## BEGIN
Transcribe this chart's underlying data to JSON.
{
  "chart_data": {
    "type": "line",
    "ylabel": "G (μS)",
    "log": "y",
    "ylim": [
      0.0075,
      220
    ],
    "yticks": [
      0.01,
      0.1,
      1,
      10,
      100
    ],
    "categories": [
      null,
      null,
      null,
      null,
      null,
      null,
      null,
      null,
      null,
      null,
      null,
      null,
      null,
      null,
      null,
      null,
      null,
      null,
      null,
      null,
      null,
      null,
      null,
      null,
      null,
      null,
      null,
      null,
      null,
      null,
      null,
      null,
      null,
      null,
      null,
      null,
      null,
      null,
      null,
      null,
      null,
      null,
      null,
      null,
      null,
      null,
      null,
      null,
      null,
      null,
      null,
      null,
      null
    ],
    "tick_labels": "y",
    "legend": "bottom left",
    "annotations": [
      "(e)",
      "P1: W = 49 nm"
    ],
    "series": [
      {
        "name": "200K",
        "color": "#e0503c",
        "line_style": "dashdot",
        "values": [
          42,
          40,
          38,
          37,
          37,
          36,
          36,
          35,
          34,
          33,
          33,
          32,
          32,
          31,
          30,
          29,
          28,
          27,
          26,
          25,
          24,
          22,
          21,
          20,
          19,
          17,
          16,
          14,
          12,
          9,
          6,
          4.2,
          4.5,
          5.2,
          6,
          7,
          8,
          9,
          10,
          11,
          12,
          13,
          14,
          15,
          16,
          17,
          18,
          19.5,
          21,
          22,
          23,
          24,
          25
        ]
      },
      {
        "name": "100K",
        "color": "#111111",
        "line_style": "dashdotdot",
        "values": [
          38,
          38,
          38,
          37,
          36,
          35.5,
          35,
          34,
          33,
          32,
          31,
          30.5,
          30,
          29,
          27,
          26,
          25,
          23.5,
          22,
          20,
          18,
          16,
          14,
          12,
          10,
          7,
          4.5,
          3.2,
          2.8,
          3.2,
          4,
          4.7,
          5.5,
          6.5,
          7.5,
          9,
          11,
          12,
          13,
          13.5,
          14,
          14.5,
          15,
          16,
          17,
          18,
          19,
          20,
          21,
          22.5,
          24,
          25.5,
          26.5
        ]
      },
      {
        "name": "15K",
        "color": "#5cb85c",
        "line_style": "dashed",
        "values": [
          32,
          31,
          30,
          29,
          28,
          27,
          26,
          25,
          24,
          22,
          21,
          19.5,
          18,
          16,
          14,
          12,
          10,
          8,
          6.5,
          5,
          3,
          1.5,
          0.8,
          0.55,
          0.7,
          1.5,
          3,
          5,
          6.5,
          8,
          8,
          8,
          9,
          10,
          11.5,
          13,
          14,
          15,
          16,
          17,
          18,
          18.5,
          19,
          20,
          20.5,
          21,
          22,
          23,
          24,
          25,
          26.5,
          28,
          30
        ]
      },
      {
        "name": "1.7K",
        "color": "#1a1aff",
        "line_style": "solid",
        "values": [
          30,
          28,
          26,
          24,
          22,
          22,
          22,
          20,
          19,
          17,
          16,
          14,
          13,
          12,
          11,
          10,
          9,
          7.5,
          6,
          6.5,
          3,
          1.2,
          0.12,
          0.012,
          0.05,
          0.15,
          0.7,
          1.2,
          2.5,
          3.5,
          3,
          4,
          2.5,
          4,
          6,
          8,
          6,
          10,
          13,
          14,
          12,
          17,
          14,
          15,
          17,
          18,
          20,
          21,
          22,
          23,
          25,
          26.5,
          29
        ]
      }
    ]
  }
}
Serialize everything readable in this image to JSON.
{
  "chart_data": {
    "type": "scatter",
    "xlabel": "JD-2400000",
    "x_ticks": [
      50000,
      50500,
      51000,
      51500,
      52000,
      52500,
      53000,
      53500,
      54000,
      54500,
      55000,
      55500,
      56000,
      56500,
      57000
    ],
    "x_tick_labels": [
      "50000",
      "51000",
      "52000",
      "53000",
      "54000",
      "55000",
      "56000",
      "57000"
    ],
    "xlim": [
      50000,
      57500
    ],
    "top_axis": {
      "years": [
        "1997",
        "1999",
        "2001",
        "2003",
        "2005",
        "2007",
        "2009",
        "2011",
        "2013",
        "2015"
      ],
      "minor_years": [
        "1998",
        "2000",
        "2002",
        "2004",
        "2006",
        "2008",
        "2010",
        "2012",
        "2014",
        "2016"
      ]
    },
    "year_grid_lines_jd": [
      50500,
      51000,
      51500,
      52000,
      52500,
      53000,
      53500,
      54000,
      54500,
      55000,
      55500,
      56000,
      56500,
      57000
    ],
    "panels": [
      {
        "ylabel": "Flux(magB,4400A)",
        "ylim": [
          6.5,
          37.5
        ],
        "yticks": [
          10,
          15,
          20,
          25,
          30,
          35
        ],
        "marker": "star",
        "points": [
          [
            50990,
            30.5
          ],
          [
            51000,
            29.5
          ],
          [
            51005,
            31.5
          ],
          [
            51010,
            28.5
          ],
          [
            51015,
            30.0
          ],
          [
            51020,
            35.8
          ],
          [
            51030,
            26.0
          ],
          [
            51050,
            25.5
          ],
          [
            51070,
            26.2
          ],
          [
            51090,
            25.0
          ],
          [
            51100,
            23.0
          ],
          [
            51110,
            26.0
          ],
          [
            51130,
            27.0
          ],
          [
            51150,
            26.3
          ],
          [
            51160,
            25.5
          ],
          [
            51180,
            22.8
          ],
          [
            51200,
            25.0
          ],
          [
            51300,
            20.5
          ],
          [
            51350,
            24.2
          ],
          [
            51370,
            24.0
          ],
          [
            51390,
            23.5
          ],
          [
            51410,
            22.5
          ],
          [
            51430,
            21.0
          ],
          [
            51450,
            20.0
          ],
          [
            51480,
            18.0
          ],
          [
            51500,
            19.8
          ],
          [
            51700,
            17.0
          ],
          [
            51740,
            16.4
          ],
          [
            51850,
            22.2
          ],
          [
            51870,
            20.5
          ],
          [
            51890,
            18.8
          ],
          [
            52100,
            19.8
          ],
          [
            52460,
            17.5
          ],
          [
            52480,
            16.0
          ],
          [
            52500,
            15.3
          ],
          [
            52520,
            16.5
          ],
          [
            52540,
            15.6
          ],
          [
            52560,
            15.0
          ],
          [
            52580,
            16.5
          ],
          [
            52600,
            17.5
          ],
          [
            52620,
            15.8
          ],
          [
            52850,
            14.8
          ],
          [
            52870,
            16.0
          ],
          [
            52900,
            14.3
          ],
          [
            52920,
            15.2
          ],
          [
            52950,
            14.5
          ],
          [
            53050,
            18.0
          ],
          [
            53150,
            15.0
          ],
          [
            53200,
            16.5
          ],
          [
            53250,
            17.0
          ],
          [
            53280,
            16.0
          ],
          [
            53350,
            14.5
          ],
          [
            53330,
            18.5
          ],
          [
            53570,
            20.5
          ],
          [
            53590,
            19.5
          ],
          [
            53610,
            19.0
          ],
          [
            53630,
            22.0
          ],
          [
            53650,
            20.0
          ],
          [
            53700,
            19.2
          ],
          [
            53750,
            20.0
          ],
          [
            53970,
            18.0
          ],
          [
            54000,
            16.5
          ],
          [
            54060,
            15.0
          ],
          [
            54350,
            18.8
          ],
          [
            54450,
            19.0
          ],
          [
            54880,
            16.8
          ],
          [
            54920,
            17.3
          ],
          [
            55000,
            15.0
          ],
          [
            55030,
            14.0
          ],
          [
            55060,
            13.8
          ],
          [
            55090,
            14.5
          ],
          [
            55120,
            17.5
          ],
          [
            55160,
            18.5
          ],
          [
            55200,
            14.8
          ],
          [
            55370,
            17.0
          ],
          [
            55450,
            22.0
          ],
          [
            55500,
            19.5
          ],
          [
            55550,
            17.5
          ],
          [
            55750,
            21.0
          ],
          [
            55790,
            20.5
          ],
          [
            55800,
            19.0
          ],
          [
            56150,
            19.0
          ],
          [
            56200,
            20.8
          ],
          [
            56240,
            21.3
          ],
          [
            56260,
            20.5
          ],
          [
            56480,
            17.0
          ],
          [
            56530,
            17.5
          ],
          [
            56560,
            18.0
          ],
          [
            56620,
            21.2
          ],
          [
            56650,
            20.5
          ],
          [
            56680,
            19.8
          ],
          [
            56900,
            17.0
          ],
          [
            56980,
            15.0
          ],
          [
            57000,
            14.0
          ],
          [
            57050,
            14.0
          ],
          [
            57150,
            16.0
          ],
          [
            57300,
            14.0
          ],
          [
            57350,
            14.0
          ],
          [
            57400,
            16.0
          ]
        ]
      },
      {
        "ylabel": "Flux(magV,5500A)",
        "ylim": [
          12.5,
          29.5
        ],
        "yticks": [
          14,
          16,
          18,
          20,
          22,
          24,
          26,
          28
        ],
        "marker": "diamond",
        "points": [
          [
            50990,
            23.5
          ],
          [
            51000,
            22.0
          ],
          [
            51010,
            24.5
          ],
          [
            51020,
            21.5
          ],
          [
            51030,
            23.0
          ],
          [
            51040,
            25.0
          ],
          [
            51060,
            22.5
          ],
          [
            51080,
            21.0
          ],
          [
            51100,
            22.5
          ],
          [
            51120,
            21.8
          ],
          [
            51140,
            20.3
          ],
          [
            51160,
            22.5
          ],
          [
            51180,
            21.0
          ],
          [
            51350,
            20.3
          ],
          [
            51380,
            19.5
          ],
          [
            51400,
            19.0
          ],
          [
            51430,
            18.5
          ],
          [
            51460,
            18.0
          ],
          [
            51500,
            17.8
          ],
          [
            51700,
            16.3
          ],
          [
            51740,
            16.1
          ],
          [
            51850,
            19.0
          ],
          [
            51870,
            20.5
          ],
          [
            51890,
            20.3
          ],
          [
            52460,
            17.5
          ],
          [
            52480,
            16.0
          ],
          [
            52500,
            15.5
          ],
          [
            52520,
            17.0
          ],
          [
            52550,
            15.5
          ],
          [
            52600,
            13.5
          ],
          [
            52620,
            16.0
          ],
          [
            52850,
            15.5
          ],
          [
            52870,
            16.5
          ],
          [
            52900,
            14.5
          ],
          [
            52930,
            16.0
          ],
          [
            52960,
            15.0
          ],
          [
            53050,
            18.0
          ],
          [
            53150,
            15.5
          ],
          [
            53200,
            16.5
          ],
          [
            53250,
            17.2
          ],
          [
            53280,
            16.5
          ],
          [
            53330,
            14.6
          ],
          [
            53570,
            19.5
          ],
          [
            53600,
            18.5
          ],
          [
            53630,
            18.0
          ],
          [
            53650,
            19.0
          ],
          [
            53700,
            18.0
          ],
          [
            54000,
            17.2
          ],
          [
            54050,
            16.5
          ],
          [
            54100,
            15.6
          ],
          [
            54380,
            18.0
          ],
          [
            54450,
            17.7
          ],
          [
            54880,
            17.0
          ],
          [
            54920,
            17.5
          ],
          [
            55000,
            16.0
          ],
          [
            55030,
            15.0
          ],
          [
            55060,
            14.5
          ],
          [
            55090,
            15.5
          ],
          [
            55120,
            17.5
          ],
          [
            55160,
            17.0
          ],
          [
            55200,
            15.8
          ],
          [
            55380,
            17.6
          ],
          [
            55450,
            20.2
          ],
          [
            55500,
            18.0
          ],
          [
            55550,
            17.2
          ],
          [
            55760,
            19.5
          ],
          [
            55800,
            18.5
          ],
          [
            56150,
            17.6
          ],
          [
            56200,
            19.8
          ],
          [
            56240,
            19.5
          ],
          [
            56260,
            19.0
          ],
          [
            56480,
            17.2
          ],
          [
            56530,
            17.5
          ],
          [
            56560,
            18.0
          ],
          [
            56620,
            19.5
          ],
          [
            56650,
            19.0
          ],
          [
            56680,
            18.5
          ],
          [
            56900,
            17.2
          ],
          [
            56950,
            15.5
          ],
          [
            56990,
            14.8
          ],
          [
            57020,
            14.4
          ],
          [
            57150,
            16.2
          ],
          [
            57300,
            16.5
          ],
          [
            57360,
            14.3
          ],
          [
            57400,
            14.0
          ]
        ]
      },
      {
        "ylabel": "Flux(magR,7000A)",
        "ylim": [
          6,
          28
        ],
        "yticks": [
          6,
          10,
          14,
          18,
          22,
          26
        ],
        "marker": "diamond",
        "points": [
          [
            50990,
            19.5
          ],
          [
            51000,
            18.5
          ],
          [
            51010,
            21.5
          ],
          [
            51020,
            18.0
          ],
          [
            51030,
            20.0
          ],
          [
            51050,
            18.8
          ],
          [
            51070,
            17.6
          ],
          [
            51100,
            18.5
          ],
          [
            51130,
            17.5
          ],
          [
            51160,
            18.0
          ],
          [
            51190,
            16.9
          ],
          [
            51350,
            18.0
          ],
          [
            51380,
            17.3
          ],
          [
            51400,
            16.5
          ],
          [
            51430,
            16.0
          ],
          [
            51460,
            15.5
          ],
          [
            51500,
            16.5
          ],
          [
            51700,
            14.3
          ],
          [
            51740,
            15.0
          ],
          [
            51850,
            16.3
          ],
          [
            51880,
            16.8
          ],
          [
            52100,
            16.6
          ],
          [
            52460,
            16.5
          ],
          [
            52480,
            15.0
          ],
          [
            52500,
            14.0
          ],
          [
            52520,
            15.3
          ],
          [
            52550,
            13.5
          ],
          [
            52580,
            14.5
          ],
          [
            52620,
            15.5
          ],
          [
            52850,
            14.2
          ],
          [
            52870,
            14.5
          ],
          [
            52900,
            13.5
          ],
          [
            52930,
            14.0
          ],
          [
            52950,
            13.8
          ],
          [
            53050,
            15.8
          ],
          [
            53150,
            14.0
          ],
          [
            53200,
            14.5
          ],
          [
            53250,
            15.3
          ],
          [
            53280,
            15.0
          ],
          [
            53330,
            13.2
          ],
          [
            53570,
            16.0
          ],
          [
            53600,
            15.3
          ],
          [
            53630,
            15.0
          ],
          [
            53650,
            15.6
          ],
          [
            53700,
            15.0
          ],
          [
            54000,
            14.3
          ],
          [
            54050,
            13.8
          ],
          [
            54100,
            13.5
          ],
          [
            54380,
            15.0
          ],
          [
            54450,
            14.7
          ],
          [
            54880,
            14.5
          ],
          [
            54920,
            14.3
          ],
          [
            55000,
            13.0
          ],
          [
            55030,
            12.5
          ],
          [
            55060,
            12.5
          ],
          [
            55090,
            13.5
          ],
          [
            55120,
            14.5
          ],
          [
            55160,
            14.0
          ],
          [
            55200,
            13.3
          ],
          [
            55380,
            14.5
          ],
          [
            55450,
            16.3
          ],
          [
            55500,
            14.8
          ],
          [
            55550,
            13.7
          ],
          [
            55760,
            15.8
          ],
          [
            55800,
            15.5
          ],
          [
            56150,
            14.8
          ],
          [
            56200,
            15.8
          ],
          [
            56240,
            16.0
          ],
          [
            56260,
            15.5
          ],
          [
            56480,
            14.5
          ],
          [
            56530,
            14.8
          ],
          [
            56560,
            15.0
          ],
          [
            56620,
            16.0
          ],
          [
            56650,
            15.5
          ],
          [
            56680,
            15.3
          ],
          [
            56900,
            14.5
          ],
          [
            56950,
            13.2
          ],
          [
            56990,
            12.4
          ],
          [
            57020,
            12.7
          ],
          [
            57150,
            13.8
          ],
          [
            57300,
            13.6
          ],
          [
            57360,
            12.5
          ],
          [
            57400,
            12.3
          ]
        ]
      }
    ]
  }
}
## END
■ **EXERCISE AIM**
Pick out lines containing the word "color", each one as written.

■ **WRITTEN REPLY**
        "color": "#e0503c",
        "color": "#111111",
        "color": "#5cb85c",
        "color": "#1a1aff",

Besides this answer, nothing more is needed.